_Votre tâche_:
D'après le texte sur les ulcérations de la bouche chez l'enfant, quelle est leur première cause ?

_Extrait_:
*-*-*

Ulcérations buccales de l’enfant : de l’aphte aux maladies systémiques

Des équipes de l’hôpital de Tours se sont attachées à préciser le diagnostic, notamment étiologique, des ulcérations buccales de l’enfant.
Reconnaître l’ulcération

M. Samimi et coll. rappellent les principales caractéristiques cliniques menant au diagnostic d’ulcération de la bouche chez l’enfant. Ils insistent sur l’existence, le plus souvent, avant l’apparition de l’ulcération, de bulles ou de vésicules, sur l’unicité ou la multiplicité des lésions, leur caractère récidivant ou non, ainsi que sur la présence de lésions de localisations autres, muqueuses ou cutanées.

L’ulcération est primitive : l’aphte, les traumatismes, les virus

Première cause d’ulcération buccale de l’enfant, l’aphte, avec une prévalence de récurrence de 40 % en pédiatrie.

Autres situations et affections étiologiques : les traumatismes, avec notamment deux entités décrites chez l’enfant : l’ulcère traumatique du tiers postérieur du palais, par traumatisme lors de la succion (ulcère de Bednar), et « l’ulcération éosinophilique de la muqueuse buccale », à la face ventrale de la langue, satellite de l’éruption des premières incisives mandibulaires (ulcération de Riga Fede).

*-*-*

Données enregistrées
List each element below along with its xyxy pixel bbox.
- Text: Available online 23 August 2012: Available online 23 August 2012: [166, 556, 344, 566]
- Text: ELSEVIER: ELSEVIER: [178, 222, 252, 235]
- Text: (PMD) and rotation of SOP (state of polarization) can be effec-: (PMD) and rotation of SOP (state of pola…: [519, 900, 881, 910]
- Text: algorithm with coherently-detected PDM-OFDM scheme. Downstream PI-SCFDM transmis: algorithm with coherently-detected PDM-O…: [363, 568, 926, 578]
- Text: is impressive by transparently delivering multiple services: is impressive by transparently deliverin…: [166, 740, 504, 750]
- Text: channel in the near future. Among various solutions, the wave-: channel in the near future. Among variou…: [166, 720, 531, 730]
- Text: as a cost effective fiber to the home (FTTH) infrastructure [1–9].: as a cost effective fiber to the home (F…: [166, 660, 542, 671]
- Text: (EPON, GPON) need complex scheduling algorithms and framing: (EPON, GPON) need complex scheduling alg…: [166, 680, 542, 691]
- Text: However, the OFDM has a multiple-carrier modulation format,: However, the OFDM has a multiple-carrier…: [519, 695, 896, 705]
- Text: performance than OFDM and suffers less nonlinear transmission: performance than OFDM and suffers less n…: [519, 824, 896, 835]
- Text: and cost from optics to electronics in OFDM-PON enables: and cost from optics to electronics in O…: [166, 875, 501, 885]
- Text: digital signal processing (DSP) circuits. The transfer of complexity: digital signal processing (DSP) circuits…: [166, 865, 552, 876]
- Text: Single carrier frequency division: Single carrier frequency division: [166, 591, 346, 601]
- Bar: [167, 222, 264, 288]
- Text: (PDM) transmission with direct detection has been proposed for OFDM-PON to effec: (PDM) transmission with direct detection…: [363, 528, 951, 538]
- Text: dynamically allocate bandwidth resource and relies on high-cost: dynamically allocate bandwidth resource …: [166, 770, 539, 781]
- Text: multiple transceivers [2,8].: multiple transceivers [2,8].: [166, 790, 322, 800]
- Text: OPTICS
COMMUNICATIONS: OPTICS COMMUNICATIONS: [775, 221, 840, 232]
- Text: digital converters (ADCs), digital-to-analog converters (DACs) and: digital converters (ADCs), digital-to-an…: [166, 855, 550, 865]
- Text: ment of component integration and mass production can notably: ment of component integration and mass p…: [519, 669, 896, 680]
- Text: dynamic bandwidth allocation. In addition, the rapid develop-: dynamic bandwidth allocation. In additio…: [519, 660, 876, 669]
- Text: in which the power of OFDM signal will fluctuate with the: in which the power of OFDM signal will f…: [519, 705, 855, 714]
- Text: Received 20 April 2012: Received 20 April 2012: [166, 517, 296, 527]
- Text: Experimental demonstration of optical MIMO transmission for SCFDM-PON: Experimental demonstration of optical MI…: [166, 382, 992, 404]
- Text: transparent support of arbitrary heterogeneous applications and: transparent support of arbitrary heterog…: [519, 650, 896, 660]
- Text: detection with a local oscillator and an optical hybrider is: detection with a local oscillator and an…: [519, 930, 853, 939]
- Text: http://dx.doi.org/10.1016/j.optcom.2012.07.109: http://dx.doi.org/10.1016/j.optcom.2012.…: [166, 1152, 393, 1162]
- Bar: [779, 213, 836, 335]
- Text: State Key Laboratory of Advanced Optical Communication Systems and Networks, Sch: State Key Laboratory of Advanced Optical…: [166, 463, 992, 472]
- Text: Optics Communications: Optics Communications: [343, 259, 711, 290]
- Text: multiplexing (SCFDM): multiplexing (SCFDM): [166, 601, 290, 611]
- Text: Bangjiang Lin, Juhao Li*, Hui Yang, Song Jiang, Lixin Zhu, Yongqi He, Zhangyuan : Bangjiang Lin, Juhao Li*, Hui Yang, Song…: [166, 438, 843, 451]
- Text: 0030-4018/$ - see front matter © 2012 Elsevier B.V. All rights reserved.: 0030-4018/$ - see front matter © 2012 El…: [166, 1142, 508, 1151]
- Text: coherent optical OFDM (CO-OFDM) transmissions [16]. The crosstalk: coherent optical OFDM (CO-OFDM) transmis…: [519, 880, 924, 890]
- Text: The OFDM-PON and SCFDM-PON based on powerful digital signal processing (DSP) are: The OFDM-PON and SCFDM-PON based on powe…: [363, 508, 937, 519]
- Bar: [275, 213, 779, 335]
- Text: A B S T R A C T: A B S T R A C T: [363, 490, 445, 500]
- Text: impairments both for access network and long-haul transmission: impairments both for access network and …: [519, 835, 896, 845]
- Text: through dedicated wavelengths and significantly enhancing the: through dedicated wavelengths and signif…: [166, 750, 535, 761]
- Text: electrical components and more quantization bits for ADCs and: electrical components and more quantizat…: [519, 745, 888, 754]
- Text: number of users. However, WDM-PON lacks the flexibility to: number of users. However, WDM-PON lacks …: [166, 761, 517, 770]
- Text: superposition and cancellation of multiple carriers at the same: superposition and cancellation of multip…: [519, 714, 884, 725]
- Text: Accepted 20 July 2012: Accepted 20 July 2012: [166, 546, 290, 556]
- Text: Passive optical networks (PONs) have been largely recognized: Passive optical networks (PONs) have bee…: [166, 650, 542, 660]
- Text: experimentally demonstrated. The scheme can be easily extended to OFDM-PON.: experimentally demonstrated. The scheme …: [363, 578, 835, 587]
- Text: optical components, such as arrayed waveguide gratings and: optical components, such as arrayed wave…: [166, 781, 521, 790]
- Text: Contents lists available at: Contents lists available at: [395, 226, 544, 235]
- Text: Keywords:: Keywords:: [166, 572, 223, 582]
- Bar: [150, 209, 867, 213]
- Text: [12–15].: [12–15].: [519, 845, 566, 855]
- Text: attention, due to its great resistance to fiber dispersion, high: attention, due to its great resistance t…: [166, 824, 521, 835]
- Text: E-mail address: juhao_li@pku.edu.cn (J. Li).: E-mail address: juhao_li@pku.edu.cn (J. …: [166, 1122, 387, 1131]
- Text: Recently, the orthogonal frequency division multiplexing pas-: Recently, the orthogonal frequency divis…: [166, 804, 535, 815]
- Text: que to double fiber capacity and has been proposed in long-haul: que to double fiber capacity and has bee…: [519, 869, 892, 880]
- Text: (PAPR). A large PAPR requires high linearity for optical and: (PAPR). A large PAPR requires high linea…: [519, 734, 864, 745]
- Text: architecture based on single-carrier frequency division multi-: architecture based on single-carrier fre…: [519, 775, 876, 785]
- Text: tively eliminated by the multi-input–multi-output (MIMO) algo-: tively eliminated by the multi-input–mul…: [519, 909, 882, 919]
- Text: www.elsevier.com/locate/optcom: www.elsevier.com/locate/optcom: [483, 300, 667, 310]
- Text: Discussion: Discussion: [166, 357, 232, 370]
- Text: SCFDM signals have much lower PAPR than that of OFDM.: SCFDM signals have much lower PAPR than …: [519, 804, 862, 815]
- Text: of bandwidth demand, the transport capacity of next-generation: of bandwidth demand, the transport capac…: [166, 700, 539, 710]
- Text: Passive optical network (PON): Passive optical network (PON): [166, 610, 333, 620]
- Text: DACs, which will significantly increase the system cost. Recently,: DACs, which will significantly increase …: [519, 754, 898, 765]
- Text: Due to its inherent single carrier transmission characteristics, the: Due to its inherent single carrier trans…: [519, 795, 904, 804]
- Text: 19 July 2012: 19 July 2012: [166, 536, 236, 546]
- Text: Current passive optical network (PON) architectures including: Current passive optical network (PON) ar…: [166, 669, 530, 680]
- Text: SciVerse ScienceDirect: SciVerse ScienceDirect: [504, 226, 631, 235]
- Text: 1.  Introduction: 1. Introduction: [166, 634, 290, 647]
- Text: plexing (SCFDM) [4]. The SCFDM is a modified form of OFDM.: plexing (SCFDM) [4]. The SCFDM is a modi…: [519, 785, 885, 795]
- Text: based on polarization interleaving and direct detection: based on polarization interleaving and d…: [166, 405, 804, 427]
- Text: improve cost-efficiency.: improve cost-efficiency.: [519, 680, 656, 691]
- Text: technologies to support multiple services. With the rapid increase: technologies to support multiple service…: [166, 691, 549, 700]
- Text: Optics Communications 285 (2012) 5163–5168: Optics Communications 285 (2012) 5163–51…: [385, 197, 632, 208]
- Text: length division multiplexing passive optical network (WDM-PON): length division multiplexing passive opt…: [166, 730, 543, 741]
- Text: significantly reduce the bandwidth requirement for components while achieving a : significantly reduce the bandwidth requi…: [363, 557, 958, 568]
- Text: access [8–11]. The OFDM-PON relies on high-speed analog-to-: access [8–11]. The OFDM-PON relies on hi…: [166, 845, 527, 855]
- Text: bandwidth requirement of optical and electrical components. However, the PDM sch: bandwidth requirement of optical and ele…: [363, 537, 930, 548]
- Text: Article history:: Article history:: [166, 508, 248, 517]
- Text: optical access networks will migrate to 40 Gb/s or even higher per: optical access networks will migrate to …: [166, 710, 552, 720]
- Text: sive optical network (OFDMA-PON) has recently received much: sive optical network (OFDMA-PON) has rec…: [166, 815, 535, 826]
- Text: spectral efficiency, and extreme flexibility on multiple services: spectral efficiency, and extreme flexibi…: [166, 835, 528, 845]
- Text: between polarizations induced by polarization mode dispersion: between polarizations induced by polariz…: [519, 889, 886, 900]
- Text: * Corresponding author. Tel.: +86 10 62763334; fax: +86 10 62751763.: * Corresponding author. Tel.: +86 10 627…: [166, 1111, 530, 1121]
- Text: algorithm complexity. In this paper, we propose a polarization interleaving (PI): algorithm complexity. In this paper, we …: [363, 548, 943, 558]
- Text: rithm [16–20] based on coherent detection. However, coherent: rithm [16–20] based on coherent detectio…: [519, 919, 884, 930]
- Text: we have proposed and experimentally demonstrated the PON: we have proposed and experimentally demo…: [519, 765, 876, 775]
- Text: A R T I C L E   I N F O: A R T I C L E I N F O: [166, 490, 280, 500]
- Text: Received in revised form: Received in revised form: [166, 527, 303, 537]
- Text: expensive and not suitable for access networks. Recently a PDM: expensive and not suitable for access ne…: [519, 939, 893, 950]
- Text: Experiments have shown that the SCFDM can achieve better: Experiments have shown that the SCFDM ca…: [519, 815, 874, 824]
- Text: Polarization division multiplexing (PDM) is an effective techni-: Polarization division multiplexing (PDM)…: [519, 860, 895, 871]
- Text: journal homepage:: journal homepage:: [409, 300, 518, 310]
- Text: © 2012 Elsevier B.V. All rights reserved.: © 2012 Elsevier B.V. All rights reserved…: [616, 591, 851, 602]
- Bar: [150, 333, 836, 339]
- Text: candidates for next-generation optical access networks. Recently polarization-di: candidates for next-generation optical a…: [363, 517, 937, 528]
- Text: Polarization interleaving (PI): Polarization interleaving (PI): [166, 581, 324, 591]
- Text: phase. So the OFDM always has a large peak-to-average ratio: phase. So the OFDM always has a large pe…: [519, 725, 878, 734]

*-*-*

_Exercice terminé_:
L'aphte.